Figure collection entries =
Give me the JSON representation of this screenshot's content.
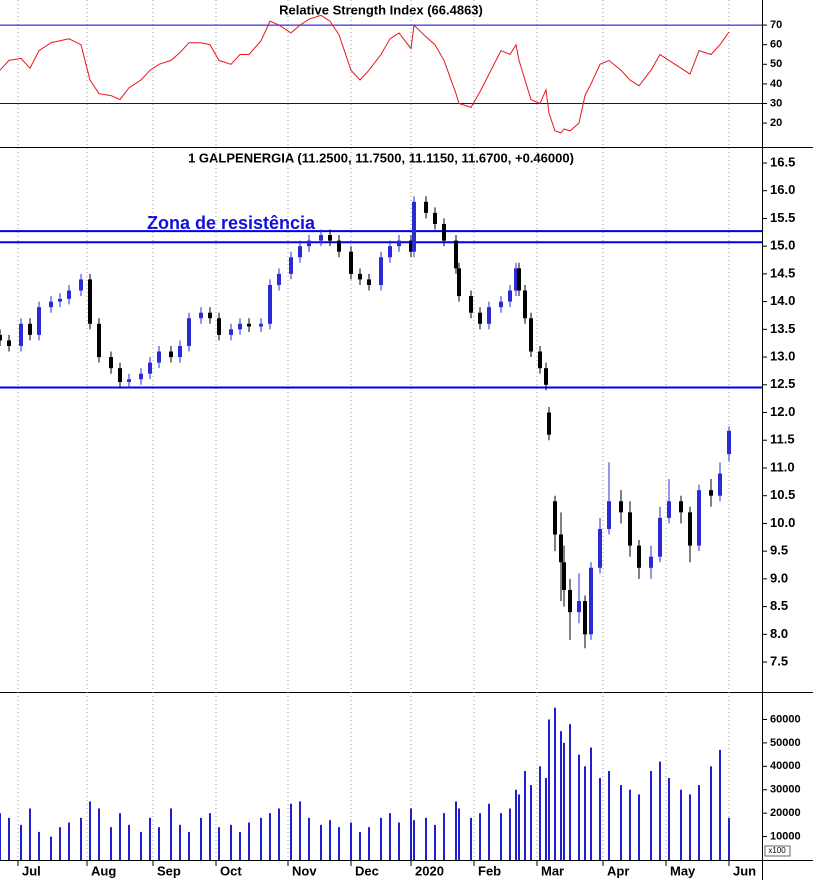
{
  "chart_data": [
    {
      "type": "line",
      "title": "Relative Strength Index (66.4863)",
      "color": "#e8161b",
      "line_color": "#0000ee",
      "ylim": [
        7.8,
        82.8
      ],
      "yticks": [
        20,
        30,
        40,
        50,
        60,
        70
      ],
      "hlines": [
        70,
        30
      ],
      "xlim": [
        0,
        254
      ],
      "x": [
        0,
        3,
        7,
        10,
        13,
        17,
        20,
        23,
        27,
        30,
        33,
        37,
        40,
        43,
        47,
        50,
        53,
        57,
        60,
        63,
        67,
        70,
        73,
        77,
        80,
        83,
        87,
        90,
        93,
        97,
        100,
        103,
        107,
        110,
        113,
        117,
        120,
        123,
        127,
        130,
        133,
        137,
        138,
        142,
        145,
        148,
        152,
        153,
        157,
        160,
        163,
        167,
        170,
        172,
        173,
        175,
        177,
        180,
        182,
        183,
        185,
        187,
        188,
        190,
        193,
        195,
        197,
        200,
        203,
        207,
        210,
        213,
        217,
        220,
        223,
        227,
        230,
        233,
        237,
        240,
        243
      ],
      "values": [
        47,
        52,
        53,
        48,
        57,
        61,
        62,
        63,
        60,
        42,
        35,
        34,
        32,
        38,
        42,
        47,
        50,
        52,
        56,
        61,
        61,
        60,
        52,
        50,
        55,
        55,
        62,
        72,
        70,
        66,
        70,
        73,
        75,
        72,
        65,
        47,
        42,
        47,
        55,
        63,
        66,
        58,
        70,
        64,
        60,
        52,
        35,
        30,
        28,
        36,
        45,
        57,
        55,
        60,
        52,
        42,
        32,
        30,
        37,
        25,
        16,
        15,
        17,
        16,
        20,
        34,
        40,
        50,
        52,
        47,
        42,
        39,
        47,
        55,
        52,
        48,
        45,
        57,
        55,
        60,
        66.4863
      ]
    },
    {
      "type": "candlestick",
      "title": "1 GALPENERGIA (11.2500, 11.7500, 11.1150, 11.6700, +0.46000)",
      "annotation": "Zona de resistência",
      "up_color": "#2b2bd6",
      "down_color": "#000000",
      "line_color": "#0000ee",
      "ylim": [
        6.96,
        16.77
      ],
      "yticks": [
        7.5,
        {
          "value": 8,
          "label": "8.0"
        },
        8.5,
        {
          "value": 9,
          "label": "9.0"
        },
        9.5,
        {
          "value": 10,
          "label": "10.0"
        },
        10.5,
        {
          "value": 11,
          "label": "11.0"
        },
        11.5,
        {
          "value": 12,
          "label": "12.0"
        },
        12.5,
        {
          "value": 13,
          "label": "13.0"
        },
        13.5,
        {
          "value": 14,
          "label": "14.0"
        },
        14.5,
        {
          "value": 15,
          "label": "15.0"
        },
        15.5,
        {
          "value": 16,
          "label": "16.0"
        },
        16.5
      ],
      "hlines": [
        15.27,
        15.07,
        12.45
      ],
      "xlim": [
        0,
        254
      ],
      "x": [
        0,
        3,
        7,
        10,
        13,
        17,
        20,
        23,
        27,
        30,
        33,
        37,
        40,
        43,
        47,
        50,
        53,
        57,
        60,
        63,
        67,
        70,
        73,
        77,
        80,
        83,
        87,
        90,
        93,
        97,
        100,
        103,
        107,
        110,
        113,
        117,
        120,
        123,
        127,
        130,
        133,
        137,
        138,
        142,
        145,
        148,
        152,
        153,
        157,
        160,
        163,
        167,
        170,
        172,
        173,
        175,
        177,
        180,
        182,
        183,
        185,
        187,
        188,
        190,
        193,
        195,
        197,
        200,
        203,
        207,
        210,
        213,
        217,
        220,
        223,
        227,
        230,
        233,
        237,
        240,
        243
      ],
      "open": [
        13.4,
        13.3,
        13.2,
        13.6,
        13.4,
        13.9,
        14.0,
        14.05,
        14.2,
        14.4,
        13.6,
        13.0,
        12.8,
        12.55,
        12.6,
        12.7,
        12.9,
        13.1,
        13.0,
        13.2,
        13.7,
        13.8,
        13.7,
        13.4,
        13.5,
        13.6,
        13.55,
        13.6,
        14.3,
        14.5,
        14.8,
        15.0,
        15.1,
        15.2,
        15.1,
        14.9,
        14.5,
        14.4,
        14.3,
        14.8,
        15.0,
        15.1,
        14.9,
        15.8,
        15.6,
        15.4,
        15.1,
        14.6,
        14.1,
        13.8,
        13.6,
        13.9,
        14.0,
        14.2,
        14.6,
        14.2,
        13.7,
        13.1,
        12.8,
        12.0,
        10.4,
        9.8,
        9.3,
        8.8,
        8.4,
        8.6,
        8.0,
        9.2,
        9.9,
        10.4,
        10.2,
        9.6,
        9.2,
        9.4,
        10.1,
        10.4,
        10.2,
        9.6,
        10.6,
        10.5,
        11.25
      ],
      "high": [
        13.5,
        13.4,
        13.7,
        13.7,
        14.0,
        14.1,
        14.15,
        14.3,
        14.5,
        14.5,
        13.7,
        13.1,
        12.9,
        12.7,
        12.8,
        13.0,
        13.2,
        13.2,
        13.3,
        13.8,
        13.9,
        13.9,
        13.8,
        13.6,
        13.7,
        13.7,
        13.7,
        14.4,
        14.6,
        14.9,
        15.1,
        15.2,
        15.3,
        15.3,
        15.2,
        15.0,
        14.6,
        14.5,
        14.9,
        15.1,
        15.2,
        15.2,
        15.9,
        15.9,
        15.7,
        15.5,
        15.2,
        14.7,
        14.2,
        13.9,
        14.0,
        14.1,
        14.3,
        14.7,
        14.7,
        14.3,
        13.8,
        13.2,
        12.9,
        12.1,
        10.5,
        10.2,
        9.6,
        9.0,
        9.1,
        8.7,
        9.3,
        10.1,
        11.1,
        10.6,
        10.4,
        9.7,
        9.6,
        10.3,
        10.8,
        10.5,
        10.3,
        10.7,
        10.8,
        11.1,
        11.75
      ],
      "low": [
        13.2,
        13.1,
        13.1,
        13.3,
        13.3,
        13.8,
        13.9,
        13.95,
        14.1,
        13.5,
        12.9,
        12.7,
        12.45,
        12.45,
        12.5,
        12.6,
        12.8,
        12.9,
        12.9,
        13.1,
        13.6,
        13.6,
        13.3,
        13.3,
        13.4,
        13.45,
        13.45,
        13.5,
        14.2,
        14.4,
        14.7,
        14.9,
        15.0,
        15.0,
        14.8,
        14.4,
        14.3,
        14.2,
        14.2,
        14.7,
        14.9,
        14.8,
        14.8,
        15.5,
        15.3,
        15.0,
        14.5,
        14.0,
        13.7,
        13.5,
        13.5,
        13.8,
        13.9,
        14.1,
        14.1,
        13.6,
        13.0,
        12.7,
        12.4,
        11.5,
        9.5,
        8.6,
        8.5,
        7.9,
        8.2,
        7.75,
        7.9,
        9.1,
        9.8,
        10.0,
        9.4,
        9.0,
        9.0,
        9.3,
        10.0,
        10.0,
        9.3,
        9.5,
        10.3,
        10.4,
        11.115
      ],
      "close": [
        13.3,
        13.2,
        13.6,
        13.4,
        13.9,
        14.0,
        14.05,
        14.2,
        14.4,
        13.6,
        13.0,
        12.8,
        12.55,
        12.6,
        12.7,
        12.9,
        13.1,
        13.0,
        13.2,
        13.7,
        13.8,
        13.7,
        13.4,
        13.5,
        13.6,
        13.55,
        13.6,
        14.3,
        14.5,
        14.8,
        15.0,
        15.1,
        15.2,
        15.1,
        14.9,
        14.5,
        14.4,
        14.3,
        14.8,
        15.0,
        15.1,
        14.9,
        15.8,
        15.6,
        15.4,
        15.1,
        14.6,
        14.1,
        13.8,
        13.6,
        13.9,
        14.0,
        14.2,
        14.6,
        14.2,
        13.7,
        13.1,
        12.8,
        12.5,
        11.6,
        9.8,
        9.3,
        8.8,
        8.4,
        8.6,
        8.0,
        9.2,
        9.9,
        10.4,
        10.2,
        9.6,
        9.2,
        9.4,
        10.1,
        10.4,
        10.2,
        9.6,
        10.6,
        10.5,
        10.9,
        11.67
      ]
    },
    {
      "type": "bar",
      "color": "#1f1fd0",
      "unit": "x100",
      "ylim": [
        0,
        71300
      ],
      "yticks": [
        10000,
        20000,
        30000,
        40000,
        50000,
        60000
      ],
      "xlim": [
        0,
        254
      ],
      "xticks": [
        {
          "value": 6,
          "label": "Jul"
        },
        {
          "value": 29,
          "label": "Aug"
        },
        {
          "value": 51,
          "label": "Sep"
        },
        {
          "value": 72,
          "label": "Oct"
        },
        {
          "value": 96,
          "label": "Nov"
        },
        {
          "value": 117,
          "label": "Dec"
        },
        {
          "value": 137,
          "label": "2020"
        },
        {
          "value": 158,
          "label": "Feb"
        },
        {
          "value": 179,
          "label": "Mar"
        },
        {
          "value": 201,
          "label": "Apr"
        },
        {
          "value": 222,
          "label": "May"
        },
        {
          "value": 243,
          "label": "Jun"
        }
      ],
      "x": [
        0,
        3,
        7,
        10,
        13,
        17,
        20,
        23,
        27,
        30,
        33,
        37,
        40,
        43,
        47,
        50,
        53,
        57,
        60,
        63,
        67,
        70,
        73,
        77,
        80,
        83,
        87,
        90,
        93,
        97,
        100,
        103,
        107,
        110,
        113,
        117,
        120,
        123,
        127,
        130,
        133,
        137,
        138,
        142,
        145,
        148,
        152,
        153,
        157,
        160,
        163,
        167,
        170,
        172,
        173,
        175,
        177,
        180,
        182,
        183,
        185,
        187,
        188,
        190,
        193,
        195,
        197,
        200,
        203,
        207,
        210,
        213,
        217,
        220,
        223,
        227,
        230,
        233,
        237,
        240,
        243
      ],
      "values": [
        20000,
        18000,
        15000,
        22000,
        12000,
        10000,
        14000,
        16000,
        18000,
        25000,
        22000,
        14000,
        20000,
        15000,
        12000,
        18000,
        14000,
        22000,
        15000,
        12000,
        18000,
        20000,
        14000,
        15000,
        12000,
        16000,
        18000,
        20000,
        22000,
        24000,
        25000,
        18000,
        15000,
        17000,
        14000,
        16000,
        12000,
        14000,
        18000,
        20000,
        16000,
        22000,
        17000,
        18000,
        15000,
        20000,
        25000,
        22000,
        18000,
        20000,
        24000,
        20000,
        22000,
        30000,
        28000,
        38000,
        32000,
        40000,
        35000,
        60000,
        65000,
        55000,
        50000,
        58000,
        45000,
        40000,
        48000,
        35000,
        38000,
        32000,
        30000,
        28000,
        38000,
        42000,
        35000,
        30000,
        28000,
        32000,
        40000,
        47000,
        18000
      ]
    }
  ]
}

TASK REQUIREMENTS =
Search the records above for "type". Copy each line where it is found.

REPLY TO THE EXERCISE =
      "type": "line",
      "type": "candlestick",
      "type": "bar",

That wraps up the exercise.